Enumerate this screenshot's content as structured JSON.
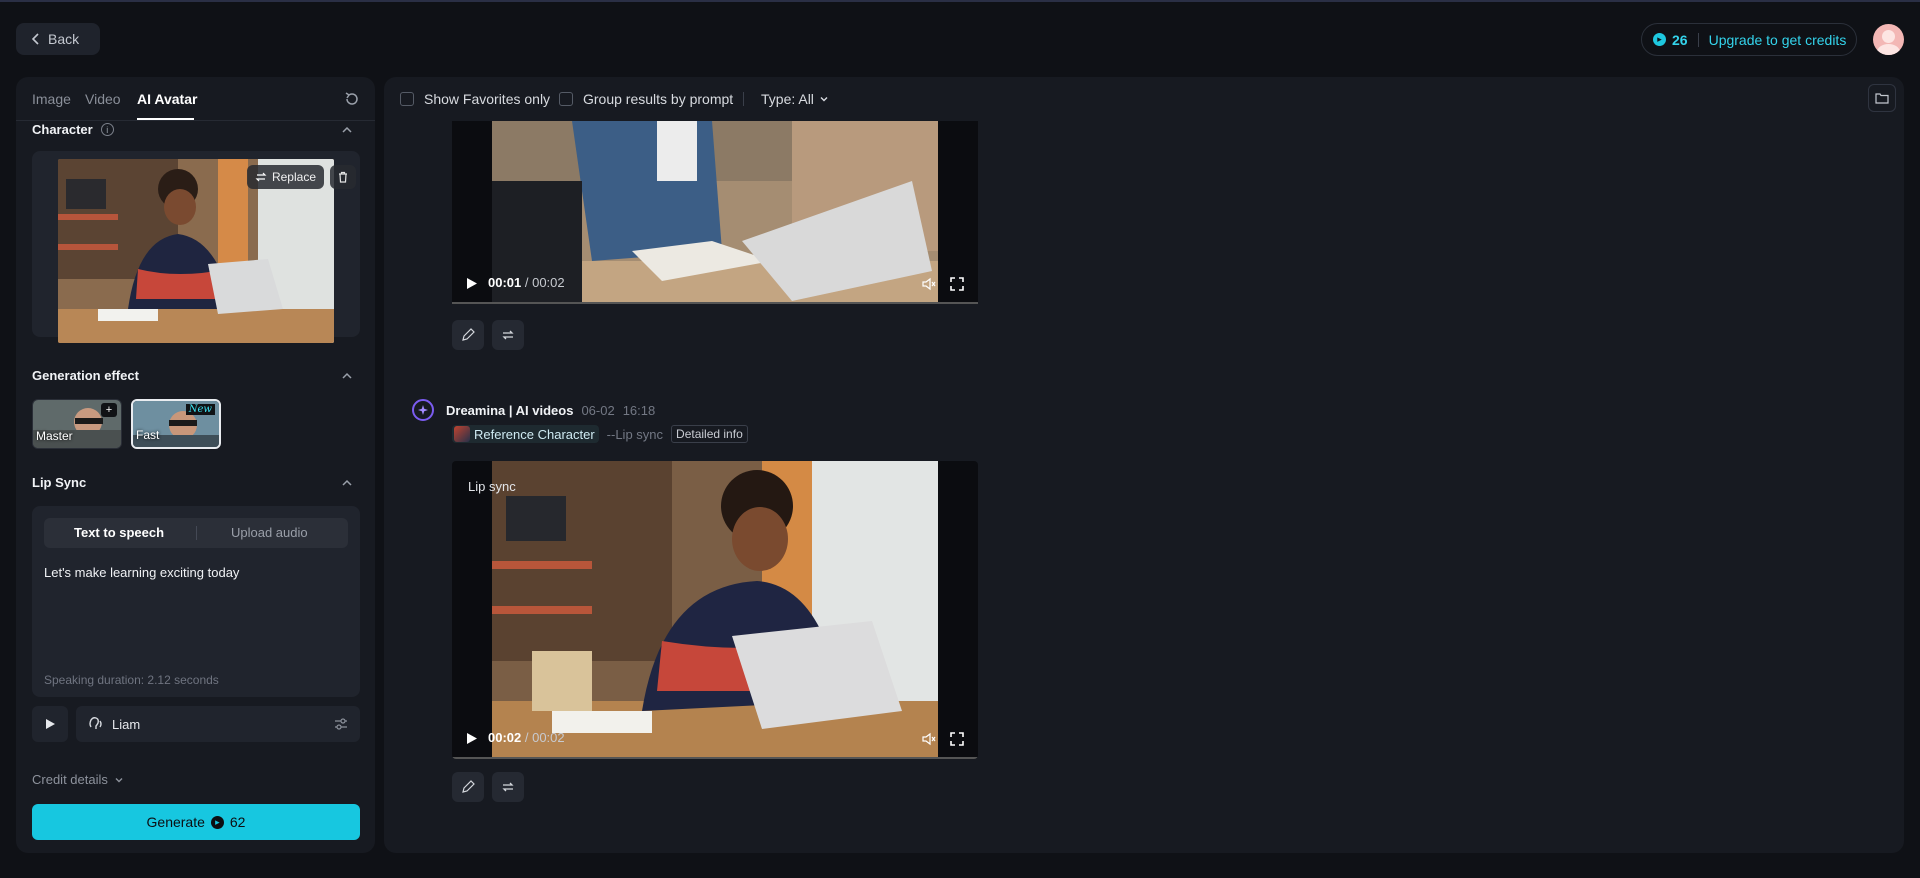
{
  "header": {
    "back_label": "Back",
    "credits": "26",
    "upgrade_label": "Upgrade to get credits"
  },
  "left": {
    "tabs": [
      {
        "label": "Image"
      },
      {
        "label": "Video"
      },
      {
        "label": "AI Avatar",
        "active": true
      }
    ],
    "character": {
      "title": "Character",
      "replace_label": "Replace"
    },
    "generation_effect": {
      "title": "Generation effect",
      "options": [
        {
          "label": "Master",
          "badge": "+"
        },
        {
          "label": "Fast",
          "badge": "New",
          "selected": true
        }
      ]
    },
    "lip_sync": {
      "title": "Lip Sync",
      "tabs": [
        "Text to speech",
        "Upload audio"
      ],
      "active_tab": "Text to speech",
      "text": "Let's make learning exciting today",
      "duration": "Speaking duration: 2.12 seconds"
    },
    "voice": {
      "name": "Liam"
    },
    "credit_details_label": "Credit details",
    "generate": {
      "label": "Generate",
      "cost": "62"
    }
  },
  "main": {
    "filters": {
      "favorites_label": "Show Favorites only",
      "group_label": "Group results by prompt",
      "type_label": "Type: All"
    },
    "videos": [
      {
        "current": "00:01",
        "duration": "/ 00:02"
      },
      {
        "app_name": "Dreamina | AI videos",
        "date": "06-02",
        "time": "16:18",
        "reference_label": "Reference Character",
        "mode": "--Lip sync",
        "detail_label": "Detailed info",
        "overlay_label": "Lip sync",
        "current": "00:02",
        "duration": "/ 00:02"
      }
    ]
  },
  "colors": {
    "accent": "#17c7e0",
    "background": "#0f1116",
    "panel": "#171a21",
    "brand_purple": "#7b5cf0"
  },
  "icons": [
    "chevron-left-icon",
    "credit-icon",
    "reset-icon",
    "info-icon",
    "chevron-up-icon",
    "replace-icon",
    "trash-icon",
    "play-icon",
    "voice-icon",
    "settings-sliders-icon",
    "chevron-down-icon",
    "folder-icon",
    "volume-icon",
    "fullscreen-icon",
    "edit-icon",
    "regenerate-icon"
  ]
}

SHORT EXERCISE :: Your task is to set down the records shown above exactly, minus any pictures.

SOLUTION TO THIS EXERCISE ::
Enumerate this screenshot's content as structured JSON.
{
  "header": {
    "back_label": "Back",
    "credits": "26",
    "upgrade_label": "Upgrade to get credits"
  },
  "left": {
    "tabs": [
      {
        "label": "Image"
      },
      {
        "label": "Video"
      },
      {
        "label": "AI Avatar",
        "active": true
      }
    ],
    "character": {
      "title": "Character",
      "replace_label": "Replace"
    },
    "generation_effect": {
      "title": "Generation effect",
      "options": [
        {
          "label": "Master",
          "badge": "+"
        },
        {
          "label": "Fast",
          "badge": "New",
          "selected": true
        }
      ]
    },
    "lip_sync": {
      "title": "Lip Sync",
      "tabs": [
        "Text to speech",
        "Upload audio"
      ],
      "active_tab": "Text to speech",
      "text": "Let's make learning exciting today",
      "duration": "Speaking duration: 2.12 seconds"
    },
    "voice": {
      "name": "Liam"
    },
    "credit_details_label": "Credit details",
    "generate": {
      "label": "Generate",
      "cost": "62"
    }
  },
  "main": {
    "filters": {
      "favorites_label": "Show Favorites only",
      "group_label": "Group results by prompt",
      "type_label": "Type: All"
    },
    "videos": [
      {
        "current": "00:01",
        "duration": "/ 00:02"
      },
      {
        "app_name": "Dreamina | AI videos",
        "date": "06-02",
        "time": "16:18",
        "reference_label": "Reference Character",
        "mode": "--Lip sync",
        "detail_label": "Detailed info",
        "overlay_label": "Lip sync",
        "current": "00:02",
        "duration": "/ 00:02"
      }
    ]
  },
  "colors": {
    "accent": "#17c7e0",
    "background": "#0f1116",
    "panel": "#171a21",
    "brand_purple": "#7b5cf0"
  },
  "icons": [
    "chevron-left-icon",
    "credit-icon",
    "reset-icon",
    "info-icon",
    "chevron-up-icon",
    "replace-icon",
    "trash-icon",
    "play-icon",
    "voice-icon",
    "settings-sliders-icon",
    "chevron-down-icon",
    "folder-icon",
    "volume-icon",
    "fullscreen-icon",
    "edit-icon",
    "regenerate-icon"
  ]
}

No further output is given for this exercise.